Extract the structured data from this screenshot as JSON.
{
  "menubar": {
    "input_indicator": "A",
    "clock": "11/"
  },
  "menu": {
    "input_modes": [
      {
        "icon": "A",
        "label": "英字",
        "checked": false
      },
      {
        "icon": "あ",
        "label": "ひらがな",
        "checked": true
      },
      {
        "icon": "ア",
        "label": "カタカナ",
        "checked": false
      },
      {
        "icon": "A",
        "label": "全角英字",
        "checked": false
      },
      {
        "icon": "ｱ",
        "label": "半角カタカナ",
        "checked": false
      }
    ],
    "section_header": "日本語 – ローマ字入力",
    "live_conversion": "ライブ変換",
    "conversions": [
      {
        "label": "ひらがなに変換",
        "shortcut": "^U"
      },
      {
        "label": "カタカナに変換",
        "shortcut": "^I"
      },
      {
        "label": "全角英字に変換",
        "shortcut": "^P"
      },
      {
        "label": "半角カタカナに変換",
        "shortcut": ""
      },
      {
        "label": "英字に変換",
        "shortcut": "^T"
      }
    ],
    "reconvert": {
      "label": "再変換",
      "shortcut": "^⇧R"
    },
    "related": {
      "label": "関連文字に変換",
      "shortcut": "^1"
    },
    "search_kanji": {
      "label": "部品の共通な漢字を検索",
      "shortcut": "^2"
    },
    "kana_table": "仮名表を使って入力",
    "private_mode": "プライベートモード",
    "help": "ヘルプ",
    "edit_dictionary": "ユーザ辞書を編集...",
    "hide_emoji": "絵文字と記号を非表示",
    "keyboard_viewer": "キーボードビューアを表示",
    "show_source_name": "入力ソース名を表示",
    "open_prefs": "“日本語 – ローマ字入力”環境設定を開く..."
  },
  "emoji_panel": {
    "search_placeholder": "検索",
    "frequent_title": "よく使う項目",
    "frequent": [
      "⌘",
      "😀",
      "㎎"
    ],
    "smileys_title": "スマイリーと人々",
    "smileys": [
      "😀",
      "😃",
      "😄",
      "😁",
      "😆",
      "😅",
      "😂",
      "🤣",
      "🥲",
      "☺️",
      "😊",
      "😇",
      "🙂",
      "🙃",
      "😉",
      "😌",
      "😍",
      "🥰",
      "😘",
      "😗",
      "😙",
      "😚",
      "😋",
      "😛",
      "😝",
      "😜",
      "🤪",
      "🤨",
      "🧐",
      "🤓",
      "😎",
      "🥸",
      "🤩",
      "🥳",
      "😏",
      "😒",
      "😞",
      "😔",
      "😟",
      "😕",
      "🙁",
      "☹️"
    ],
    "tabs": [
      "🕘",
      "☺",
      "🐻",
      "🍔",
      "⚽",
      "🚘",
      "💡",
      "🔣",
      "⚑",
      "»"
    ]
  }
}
--------------------
● **Your goal**
Copy each entry exactly, with nothing added or dropped.

● **Problem solution**
Extract the structured data from this screenshot as JSON.
{
  "menubar": {
    "input_indicator": "A",
    "clock": "11/"
  },
  "menu": {
    "input_modes": [
      {
        "icon": "A",
        "label": "英字",
        "checked": false
      },
      {
        "icon": "あ",
        "label": "ひらがな",
        "checked": true
      },
      {
        "icon": "ア",
        "label": "カタカナ",
        "checked": false
      },
      {
        "icon": "A",
        "label": "全角英字",
        "checked": false
      },
      {
        "icon": "ｱ",
        "label": "半角カタカナ",
        "checked": false
      }
    ],
    "section_header": "日本語 – ローマ字入力",
    "live_conversion": "ライブ変換",
    "conversions": [
      {
        "label": "ひらがなに変換",
        "shortcut": "^U"
      },
      {
        "label": "カタカナに変換",
        "shortcut": "^I"
      },
      {
        "label": "全角英字に変換",
        "shortcut": "^P"
      },
      {
        "label": "半角カタカナに変換",
        "shortcut": ""
      },
      {
        "label": "英字に変換",
        "shortcut": "^T"
      }
    ],
    "reconvert": {
      "label": "再変換",
      "shortcut": "^⇧R"
    },
    "related": {
      "label": "関連文字に変換",
      "shortcut": "^1"
    },
    "search_kanji": {
      "label": "部品の共通な漢字を検索",
      "shortcut": "^2"
    },
    "kana_table": "仮名表を使って入力",
    "private_mode": "プライベートモード",
    "help": "ヘルプ",
    "edit_dictionary": "ユーザ辞書を編集...",
    "hide_emoji": "絵文字と記号を非表示",
    "keyboard_viewer": "キーボードビューアを表示",
    "show_source_name": "入力ソース名を表示",
    "open_prefs": "“日本語 – ローマ字入力”環境設定を開く..."
  },
  "emoji_panel": {
    "search_placeholder": "検索",
    "frequent_title": "よく使う項目",
    "frequent": [
      "⌘",
      "😀",
      "㎎"
    ],
    "smileys_title": "スマイリーと人々",
    "smileys": [
      "😀",
      "😃",
      "😄",
      "😁",
      "😆",
      "😅",
      "😂",
      "🤣",
      "🥲",
      "☺️",
      "😊",
      "😇",
      "🙂",
      "🙃",
      "😉",
      "😌",
      "😍",
      "🥰",
      "😘",
      "😗",
      "😙",
      "😚",
      "😋",
      "😛",
      "😝",
      "😜",
      "🤪",
      "🤨",
      "🧐",
      "🤓",
      "😎",
      "🥸",
      "🤩",
      "🥳",
      "😏",
      "😒",
      "😞",
      "😔",
      "😟",
      "😕",
      "🙁",
      "☹️"
    ],
    "tabs": [
      "🕘",
      "☺",
      "🐻",
      "🍔",
      "⚽",
      "🚘",
      "💡",
      "🔣",
      "⚑",
      "»"
    ]
  }
}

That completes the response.